Exercise instructions:
Pictures within the data are to be left out; everything else must be reproduced exactly.
[Records for this task start]
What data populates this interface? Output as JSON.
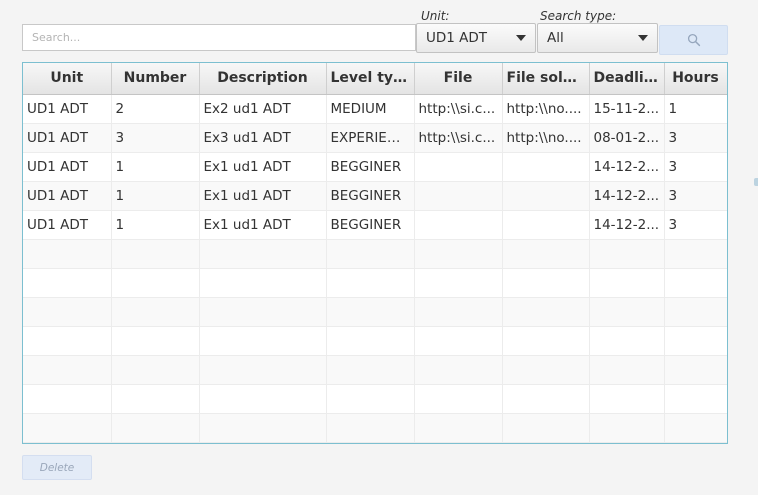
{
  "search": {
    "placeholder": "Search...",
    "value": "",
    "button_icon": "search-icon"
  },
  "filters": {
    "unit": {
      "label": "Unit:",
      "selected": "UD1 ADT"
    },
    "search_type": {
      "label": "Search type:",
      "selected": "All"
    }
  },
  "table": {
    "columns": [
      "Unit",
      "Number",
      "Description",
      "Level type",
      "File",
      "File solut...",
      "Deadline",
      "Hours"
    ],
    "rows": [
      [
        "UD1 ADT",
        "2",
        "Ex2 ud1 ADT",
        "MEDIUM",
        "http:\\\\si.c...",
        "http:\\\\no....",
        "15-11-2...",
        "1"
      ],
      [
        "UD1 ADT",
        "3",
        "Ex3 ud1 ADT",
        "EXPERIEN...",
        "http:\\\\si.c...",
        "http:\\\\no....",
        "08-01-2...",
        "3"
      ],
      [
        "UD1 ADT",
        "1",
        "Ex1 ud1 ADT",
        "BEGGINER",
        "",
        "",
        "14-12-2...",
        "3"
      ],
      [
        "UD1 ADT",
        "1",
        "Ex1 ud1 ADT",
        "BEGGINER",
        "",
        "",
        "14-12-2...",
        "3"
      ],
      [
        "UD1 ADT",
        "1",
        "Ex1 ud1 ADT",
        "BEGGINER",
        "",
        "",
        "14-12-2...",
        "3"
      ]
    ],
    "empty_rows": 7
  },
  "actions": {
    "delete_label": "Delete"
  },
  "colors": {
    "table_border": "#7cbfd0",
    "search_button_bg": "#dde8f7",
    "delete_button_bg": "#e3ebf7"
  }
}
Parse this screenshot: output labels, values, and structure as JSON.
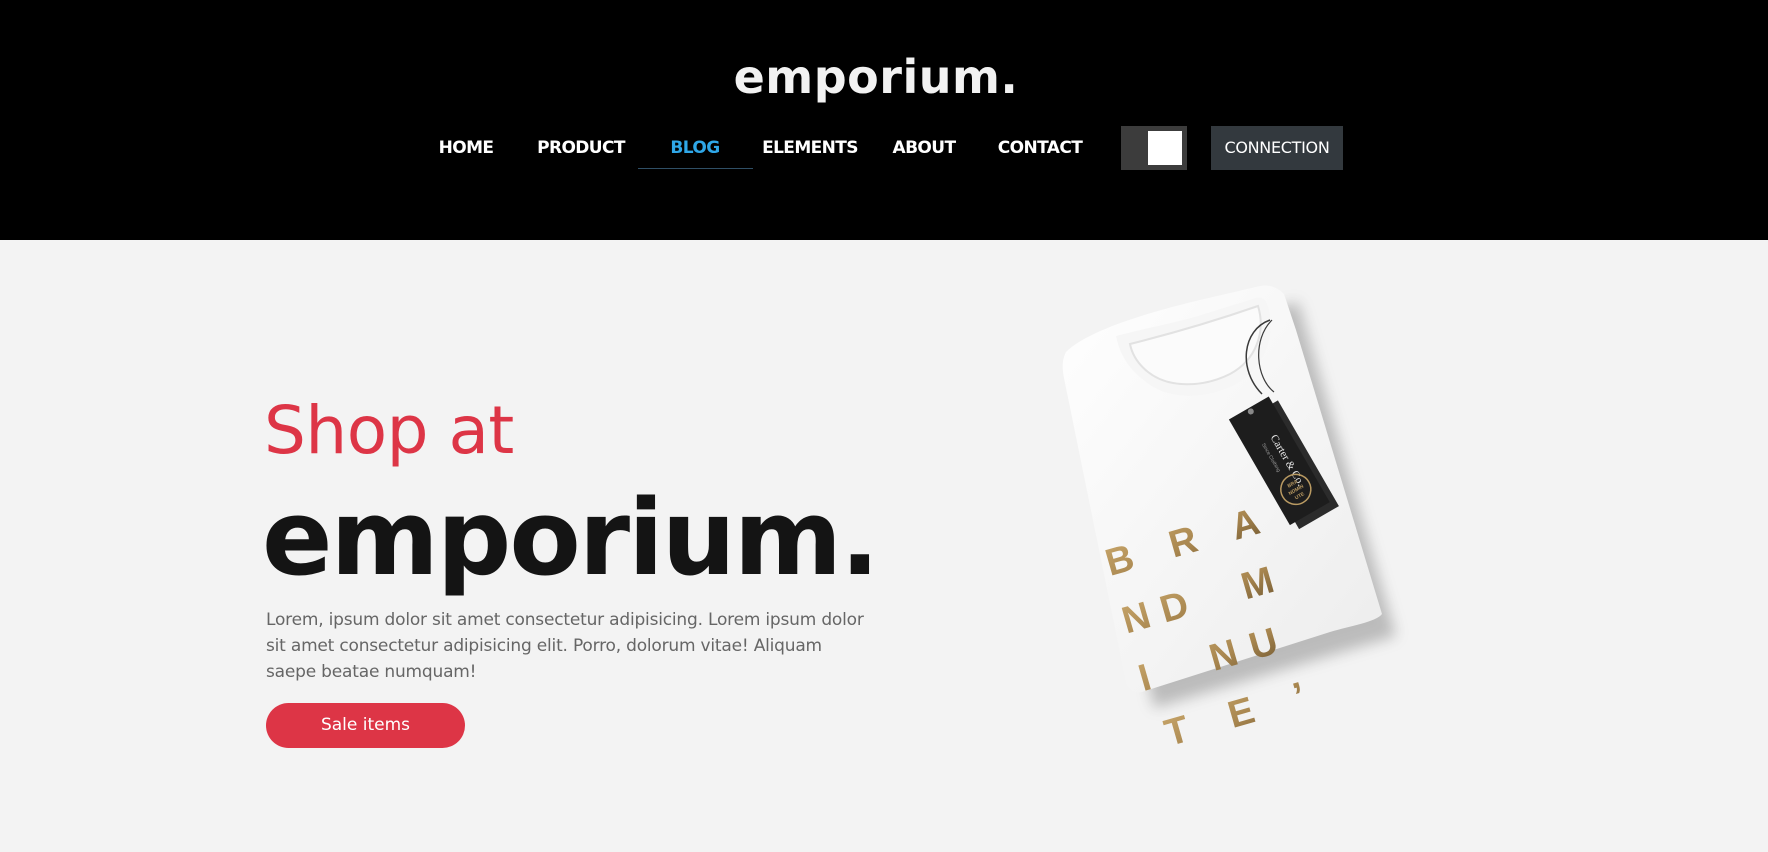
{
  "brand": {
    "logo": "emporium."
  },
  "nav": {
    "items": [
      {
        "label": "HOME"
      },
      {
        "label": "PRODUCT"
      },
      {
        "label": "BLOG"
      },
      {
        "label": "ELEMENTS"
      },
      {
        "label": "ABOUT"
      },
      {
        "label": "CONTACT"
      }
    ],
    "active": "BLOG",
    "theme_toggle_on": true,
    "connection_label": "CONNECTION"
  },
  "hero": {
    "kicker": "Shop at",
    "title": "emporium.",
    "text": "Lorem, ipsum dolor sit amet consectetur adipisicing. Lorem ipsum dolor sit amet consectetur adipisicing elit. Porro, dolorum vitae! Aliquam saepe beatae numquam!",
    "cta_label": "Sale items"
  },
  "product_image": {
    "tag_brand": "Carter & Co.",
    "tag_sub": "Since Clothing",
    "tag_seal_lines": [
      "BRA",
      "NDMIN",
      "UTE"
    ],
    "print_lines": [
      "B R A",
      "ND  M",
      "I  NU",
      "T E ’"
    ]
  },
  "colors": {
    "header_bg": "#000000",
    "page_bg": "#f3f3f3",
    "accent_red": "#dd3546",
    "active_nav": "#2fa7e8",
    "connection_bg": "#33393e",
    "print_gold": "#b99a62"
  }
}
[Records for this task end]
Solution to this problem:
What data populates this interface? Output as JSON.
{
  "search": {
    "placeholder": "Search...",
    "value": "",
    "button_icon": "search-icon"
  },
  "filters": {
    "unit": {
      "label": "Unit:",
      "selected": "UD1 ADT"
    },
    "search_type": {
      "label": "Search type:",
      "selected": "All"
    }
  },
  "table": {
    "columns": [
      "Unit",
      "Number",
      "Description",
      "Level type",
      "File",
      "File solut...",
      "Deadline",
      "Hours"
    ],
    "rows": [
      [
        "UD1 ADT",
        "2",
        "Ex2 ud1 ADT",
        "MEDIUM",
        "http:\\\\si.c...",
        "http:\\\\no....",
        "15-11-2...",
        "1"
      ],
      [
        "UD1 ADT",
        "3",
        "Ex3 ud1 ADT",
        "EXPERIEN...",
        "http:\\\\si.c...",
        "http:\\\\no....",
        "08-01-2...",
        "3"
      ],
      [
        "UD1 ADT",
        "1",
        "Ex1 ud1 ADT",
        "BEGGINER",
        "",
        "",
        "14-12-2...",
        "3"
      ],
      [
        "UD1 ADT",
        "1",
        "Ex1 ud1 ADT",
        "BEGGINER",
        "",
        "",
        "14-12-2...",
        "3"
      ],
      [
        "UD1 ADT",
        "1",
        "Ex1 ud1 ADT",
        "BEGGINER",
        "",
        "",
        "14-12-2...",
        "3"
      ]
    ],
    "empty_rows": 7
  },
  "actions": {
    "delete_label": "Delete"
  },
  "colors": {
    "table_border": "#7cbfd0",
    "search_button_bg": "#dde8f7",
    "delete_button_bg": "#e3ebf7"
  }
}
Parse this screenshot: output labels, values, and structure as JSON.
{
  "brand": {
    "logo": "emporium."
  },
  "nav": {
    "items": [
      {
        "label": "HOME"
      },
      {
        "label": "PRODUCT"
      },
      {
        "label": "BLOG"
      },
      {
        "label": "ELEMENTS"
      },
      {
        "label": "ABOUT"
      },
      {
        "label": "CONTACT"
      }
    ],
    "active": "BLOG",
    "theme_toggle_on": true,
    "connection_label": "CONNECTION"
  },
  "hero": {
    "kicker": "Shop at",
    "title": "emporium.",
    "text": "Lorem, ipsum dolor sit amet consectetur adipisicing. Lorem ipsum dolor sit amet consectetur adipisicing elit. Porro, dolorum vitae! Aliquam saepe beatae numquam!",
    "cta_label": "Sale items"
  },
  "product_image": {
    "tag_brand": "Carter & Co.",
    "tag_sub": "Since Clothing",
    "tag_seal_lines": [
      "BRA",
      "NDMIN",
      "UTE"
    ],
    "print_lines": [
      "B R A",
      "ND  M",
      "I  NU",
      "T E ’"
    ]
  },
  "colors": {
    "header_bg": "#000000",
    "page_bg": "#f3f3f3",
    "accent_red": "#dd3546",
    "active_nav": "#2fa7e8",
    "connection_bg": "#33393e",
    "print_gold": "#b99a62"
  }
}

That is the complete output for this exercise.